▶ **Exercise aim**:
Repeat every line below exactly, word for word.

··· The data ···

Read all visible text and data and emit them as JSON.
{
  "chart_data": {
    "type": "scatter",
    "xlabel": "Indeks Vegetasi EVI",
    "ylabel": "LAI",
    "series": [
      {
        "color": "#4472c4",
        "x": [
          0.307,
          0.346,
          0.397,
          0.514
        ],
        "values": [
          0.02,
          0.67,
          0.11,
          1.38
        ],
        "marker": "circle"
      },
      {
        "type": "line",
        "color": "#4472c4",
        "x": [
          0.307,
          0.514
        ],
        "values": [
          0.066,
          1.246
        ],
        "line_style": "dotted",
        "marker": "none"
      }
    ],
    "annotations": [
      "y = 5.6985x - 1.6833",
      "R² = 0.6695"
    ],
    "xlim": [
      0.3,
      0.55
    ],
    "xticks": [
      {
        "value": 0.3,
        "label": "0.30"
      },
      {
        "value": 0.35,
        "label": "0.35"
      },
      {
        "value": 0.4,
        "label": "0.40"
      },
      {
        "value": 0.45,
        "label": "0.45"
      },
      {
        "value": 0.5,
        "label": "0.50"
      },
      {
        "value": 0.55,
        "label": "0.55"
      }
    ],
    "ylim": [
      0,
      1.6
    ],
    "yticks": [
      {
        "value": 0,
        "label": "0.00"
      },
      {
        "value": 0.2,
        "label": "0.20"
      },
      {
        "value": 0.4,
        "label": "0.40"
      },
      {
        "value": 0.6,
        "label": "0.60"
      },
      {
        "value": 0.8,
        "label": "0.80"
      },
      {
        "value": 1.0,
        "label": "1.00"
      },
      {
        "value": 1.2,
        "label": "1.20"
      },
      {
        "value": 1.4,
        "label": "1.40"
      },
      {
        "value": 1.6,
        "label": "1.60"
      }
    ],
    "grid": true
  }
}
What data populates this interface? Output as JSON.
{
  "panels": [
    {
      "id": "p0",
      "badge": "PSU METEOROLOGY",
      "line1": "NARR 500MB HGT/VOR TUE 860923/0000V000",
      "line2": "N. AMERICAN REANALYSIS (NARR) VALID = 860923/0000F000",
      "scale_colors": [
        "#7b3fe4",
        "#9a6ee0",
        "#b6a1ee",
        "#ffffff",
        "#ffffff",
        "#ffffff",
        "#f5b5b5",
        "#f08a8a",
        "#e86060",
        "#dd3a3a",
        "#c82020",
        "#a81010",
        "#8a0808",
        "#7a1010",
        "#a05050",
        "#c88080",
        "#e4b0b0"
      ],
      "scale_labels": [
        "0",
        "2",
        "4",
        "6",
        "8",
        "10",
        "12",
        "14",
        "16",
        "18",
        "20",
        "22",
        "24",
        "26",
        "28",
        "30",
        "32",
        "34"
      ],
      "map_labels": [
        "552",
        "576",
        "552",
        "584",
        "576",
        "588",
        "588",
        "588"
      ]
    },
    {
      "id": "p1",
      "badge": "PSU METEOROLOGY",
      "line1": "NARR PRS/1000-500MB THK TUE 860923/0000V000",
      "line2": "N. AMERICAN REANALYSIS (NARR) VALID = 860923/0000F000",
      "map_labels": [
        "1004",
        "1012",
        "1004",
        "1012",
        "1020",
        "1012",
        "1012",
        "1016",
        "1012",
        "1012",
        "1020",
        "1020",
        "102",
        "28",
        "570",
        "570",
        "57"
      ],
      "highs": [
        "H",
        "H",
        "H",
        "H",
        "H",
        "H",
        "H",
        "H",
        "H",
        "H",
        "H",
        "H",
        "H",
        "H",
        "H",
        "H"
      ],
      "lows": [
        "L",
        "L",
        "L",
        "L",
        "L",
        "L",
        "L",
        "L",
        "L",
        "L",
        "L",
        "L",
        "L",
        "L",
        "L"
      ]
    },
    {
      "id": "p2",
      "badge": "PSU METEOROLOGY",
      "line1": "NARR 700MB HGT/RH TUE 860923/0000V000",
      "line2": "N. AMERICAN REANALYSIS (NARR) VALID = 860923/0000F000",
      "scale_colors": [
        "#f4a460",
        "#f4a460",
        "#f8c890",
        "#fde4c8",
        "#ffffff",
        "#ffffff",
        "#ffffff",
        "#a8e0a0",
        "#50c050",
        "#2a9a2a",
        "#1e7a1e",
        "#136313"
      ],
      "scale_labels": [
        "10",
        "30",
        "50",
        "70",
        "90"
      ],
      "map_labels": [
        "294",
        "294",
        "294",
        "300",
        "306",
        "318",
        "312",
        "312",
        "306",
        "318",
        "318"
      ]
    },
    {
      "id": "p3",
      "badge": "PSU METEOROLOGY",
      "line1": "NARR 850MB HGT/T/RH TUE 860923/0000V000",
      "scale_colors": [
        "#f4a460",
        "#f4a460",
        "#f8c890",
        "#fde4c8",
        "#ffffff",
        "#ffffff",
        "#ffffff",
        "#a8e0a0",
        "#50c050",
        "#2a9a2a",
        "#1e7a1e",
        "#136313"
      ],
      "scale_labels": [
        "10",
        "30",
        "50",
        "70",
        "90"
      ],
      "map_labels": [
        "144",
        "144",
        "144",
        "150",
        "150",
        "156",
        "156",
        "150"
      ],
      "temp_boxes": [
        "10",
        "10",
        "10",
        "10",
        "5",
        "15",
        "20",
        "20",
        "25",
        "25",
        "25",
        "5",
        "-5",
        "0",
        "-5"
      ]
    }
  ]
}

···

▶ **Response**:
Read all visible text and data and emit them as JSON.
{
  "chart_data": {
    "type": "scatter",
    "xlabel": "Indeks Vegetasi EVI",
    "ylabel": "LAI",
    "series": [
      {
        "color": "#4472c4",
        "x": [
          0.307,
          0.346,
          0.397,
          0.514
        ],
        "values": [
          0.02,
          0.67,
          0.11,
          1.38
        ],
        "marker": "circle"
      },
      {
        "type": "line",
        "color": "#4472c4",
        "x": [
          0.307,
          0.514
        ],
        "values": [
          0.066,
          1.246
        ],
        "line_style": "dotted",
        "marker": "none"
      }
    ],
    "annotations": [
      "y = 5.6985x - 1.6833",
      "R² = 0.6695"
    ],
    "xlim": [
      0.3,
      0.55
    ],
    "xticks": [
      {
        "value": 0.3,
        "label": "0.30"
      },
      {
        "value": 0.35,
        "label": "0.35"
      },
      {
        "value": 0.4,
        "label": "0.40"
      },
      {
        "value": 0.45,
        "label": "0.45"
      },
      {
        "value": 0.5,
        "label": "0.50"
      },
      {
        "value": 0.55,
        "label": "0.55"
      }
    ],
    "ylim": [
      0,
      1.6
    ],
    "yticks": [
      {
        "value": 0,
        "label": "0.00"
      },
      {
        "value": 0.2,
        "label": "0.20"
      },
      {
        "value": 0.4,
        "label": "0.40"
      },
      {
        "value": 0.6,
        "label": "0.60"
      },
      {
        "value": 0.8,
        "label": "0.80"
      },
      {
        "value": 1.0,
        "label": "1.00"
      },
      {
        "value": 1.2,
        "label": "1.20"
      },
      {
        "value": 1.4,
        "label": "1.40"
      },
      {
        "value": 1.6,
        "label": "1.60"
      }
    ],
    "grid": true
  }
}
What data populates this interface? Output as JSON.
{
  "panels": [
    {
      "id": "p0",
      "badge": "PSU METEOROLOGY",
      "line1": "NARR 500MB HGT/VOR TUE 860923/0000V000",
      "line2": "N. AMERICAN REANALYSIS (NARR) VALID = 860923/0000F000",
      "scale_colors": [
        "#7b3fe4",
        "#9a6ee0",
        "#b6a1ee",
        "#ffffff",
        "#ffffff",
        "#ffffff",
        "#f5b5b5",
        "#f08a8a",
        "#e86060",
        "#dd3a3a",
        "#c82020",
        "#a81010",
        "#8a0808",
        "#7a1010",
        "#a05050",
        "#c88080",
        "#e4b0b0"
      ],
      "scale_labels": [
        "0",
        "2",
        "4",
        "6",
        "8",
        "10",
        "12",
        "14",
        "16",
        "18",
        "20",
        "22",
        "24",
        "26",
        "28",
        "30",
        "32",
        "34"
      ],
      "map_labels": [
        "552",
        "576",
        "552",
        "584",
        "576",
        "588",
        "588",
        "588"
      ]
    },
    {
      "id": "p1",
      "badge": "PSU METEOROLOGY",
      "line1": "NARR PRS/1000-500MB THK TUE 860923/0000V000",
      "line2": "N. AMERICAN REANALYSIS (NARR) VALID = 860923/0000F000",
      "map_labels": [
        "1004",
        "1012",
        "1004",
        "1012",
        "1020",
        "1012",
        "1012",
        "1016",
        "1012",
        "1012",
        "1020",
        "1020",
        "102",
        "28",
        "570",
        "570",
        "57"
      ],
      "highs": [
        "H",
        "H",
        "H",
        "H",
        "H",
        "H",
        "H",
        "H",
        "H",
        "H",
        "H",
        "H",
        "H",
        "H",
        "H",
        "H"
      ],
      "lows": [
        "L",
        "L",
        "L",
        "L",
        "L",
        "L",
        "L",
        "L",
        "L",
        "L",
        "L",
        "L",
        "L",
        "L",
        "L"
      ]
    },
    {
      "id": "p2",
      "badge": "PSU METEOROLOGY",
      "line1": "NARR 700MB HGT/RH TUE 860923/0000V000",
      "line2": "N. AMERICAN REANALYSIS (NARR) VALID = 860923/0000F000",
      "scale_colors": [
        "#f4a460",
        "#f4a460",
        "#f8c890",
        "#fde4c8",
        "#ffffff",
        "#ffffff",
        "#ffffff",
        "#a8e0a0",
        "#50c050",
        "#2a9a2a",
        "#1e7a1e",
        "#136313"
      ],
      "scale_labels": [
        "10",
        "30",
        "50",
        "70",
        "90"
      ],
      "map_labels": [
        "294",
        "294",
        "294",
        "300",
        "306",
        "318",
        "312",
        "312",
        "306",
        "318",
        "318"
      ]
    },
    {
      "id": "p3",
      "badge": "PSU METEOROLOGY",
      "line1": "NARR 850MB HGT/T/RH TUE 860923/0000V000",
      "scale_colors": [
        "#f4a460",
        "#f4a460",
        "#f8c890",
        "#fde4c8",
        "#ffffff",
        "#ffffff",
        "#ffffff",
        "#a8e0a0",
        "#50c050",
        "#2a9a2a",
        "#1e7a1e",
        "#136313"
      ],
      "scale_labels": [
        "10",
        "30",
        "50",
        "70",
        "90"
      ],
      "map_labels": [
        "144",
        "144",
        "144",
        "150",
        "150",
        "156",
        "156",
        "150"
      ],
      "temp_boxes": [
        "10",
        "10",
        "10",
        "10",
        "5",
        "15",
        "20",
        "20",
        "25",
        "25",
        "25",
        "5",
        "-5",
        "0",
        "-5"
      ]
    }
  ]
}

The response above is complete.